((
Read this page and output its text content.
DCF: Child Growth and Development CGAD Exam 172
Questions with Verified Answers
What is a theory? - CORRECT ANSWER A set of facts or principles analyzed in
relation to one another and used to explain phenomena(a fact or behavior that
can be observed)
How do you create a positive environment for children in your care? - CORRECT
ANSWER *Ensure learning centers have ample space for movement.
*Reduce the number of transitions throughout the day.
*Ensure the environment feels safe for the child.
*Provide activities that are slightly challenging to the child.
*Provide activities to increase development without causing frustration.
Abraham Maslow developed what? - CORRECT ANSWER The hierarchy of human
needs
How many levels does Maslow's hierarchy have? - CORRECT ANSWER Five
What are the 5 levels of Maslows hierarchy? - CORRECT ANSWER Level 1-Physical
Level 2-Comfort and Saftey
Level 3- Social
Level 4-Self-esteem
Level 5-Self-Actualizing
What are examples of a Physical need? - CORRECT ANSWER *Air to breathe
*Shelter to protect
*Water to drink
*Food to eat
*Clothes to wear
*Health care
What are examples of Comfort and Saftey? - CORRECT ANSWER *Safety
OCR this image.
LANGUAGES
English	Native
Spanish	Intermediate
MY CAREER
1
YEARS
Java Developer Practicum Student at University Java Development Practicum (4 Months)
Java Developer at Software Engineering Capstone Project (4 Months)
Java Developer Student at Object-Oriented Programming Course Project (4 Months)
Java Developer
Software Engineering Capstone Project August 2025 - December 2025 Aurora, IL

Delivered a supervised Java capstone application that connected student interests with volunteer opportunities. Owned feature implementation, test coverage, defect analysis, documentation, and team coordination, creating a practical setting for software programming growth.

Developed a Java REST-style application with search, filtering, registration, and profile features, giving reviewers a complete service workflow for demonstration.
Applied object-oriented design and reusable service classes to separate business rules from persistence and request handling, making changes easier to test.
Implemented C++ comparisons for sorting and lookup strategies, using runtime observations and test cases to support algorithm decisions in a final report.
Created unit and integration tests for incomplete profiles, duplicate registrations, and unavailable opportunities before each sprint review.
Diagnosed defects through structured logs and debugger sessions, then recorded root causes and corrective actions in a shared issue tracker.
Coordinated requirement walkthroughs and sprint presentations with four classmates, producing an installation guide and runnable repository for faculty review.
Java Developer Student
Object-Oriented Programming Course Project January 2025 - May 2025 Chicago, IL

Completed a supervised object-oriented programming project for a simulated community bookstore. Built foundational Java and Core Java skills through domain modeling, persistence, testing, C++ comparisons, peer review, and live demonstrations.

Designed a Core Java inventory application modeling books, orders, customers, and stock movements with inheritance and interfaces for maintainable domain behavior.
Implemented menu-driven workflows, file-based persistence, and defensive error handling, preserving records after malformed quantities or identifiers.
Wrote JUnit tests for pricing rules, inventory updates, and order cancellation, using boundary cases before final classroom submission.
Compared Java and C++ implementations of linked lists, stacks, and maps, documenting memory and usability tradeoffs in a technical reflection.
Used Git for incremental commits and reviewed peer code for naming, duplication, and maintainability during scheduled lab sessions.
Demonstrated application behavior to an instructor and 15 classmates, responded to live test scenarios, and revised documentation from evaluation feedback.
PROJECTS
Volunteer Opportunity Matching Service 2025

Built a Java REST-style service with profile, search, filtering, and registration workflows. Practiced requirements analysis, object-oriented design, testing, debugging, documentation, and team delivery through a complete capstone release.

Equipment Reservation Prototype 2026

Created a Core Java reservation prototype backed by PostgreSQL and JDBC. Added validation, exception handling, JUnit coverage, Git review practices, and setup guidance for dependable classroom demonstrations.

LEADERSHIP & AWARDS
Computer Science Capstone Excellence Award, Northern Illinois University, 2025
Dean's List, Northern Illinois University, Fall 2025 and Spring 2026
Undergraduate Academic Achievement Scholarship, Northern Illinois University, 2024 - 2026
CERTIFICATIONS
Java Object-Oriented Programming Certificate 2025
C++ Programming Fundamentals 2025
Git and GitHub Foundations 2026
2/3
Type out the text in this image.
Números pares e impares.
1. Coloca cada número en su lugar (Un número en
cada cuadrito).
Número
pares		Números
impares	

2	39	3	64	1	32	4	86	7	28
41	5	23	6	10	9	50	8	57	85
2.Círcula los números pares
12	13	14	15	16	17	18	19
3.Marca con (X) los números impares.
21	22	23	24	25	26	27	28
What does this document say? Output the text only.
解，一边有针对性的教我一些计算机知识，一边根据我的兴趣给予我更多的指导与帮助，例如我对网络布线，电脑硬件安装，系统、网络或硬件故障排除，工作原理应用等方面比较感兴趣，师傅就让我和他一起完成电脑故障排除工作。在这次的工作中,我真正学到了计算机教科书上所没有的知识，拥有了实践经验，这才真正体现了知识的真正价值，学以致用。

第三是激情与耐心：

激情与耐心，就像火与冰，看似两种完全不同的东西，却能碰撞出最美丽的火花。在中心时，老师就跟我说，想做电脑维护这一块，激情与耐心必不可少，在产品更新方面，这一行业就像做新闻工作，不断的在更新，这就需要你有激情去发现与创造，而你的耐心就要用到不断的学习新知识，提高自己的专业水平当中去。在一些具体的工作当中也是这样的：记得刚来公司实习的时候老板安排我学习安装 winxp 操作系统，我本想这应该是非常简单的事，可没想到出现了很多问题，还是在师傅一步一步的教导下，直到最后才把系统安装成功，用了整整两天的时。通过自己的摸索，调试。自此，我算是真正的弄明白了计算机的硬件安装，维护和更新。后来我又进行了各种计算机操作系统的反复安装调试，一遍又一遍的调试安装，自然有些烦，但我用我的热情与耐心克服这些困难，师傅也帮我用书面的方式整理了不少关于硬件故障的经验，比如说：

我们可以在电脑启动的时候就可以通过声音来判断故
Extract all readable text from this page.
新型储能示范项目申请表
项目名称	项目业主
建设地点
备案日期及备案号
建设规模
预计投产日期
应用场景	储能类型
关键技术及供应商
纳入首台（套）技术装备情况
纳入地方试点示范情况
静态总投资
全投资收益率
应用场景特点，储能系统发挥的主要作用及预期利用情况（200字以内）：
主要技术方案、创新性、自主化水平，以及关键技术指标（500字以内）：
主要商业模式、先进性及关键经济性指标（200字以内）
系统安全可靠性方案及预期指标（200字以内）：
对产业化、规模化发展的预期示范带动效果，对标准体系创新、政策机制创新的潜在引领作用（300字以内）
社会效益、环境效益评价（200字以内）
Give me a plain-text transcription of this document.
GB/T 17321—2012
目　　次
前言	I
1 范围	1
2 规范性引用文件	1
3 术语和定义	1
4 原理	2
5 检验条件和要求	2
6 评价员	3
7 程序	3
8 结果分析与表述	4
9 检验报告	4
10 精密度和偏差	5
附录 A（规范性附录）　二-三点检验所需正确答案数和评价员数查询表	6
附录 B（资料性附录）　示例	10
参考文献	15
))
- [TASK]:
What are the lines from the one with "Type out the text in this image." through the last line of the records above? Quote them exactly and add nothing.

- [SOLUTION TO THIS EXERCISE]:
Type out the text in this image.
Números pares e impares.
1. Coloca cada número en su lugar (Un número en
cada cuadrito).
Número
pares		Números
impares	

2	39	3	64	1	32	4	86	7	28
41	5	23	6	10	9	50	8	57	85
2.Círcula los números pares
12	13	14	15	16	17	18	19
3.Marca con (X) los números impares.
21	22	23	24	25	26	27	28
What does this document say? Output the text only.
解，一边有针对性的教我一些计算机知识，一边根据我的兴趣给予我更多的指导与帮助，例如我对网络布线，电脑硬件安装，系统、网络或硬件故障排除，工作原理应用等方面比较感兴趣，师傅就让我和他一起完成电脑故障排除工作。在这次的工作中,我真正学到了计算机教科书上所没有的知识，拥有了实践经验，这才真正体现了知识的真正价值，学以致用。

第三是激情与耐心：

激情与耐心，就像火与冰，看似两种完全不同的东西，却能碰撞出最美丽的火花。在中心时，老师就跟我说，想做电脑维护这一块，激情与耐心必不可少，在产品更新方面，这一行业就像做新闻工作，不断的在更新，这就需要你有激情去发现与创造，而你的耐心就要用到不断的学习新知识，提高自己的专业水平当中去。在一些具体的工作当中也是这样的：记得刚来公司实习的时候老板安排我学习安装 winxp 操作系统，我本想这应该是非常简单的事，可没想到出现了很多问题，还是在师傅一步一步的教导下，直到最后才把系统安装成功，用了整整两天的时。通过自己的摸索，调试。自此，我算是真正的弄明白了计算机的硬件安装，维护和更新。后来我又进行了各种计算机操作系统的反复安装调试，一遍又一遍的调试安装，自然有些烦，但我用我的热情与耐心克服这些困难，师傅也帮我用书面的方式整理了不少关于硬件故障的经验，比如说：

我们可以在电脑启动的时候就可以通过声音来判断故
Extract all readable text from this page.
新型储能示范项目申请表
项目名称	项目业主
建设地点
备案日期及备案号
建设规模
预计投产日期
应用场景	储能类型
关键技术及供应商
纳入首台（套）技术装备情况
纳入地方试点示范情况
静态总投资
全投资收益率
应用场景特点，储能系统发挥的主要作用及预期利用情况（200字以内）：
主要技术方案、创新性、自主化水平，以及关键技术指标（500字以内）：
主要商业模式、先进性及关键经济性指标（200字以内）
系统安全可靠性方案及预期指标（200字以内）：
对产业化、规模化发展的预期示范带动效果，对标准体系创新、政策机制创新的潜在引领作用（300字以内）
社会效益、环境效益评价（200字以内）
Give me a plain-text transcription of this document.
GB/T 17321—2012
目　　次
前言	I
1 范围	1
2 规范性引用文件	1
3 术语和定义	1
4 原理	2
5 检验条件和要求	2
6 评价员	3
7 程序	3
8 结果分析与表述	4
9 检验报告	4
10 精密度和偏差	5
附录 A（规范性附录）　二-三点检验所需正确答案数和评价员数查询表	6
附录 B（资料性附录）　示例	10
参考文献	15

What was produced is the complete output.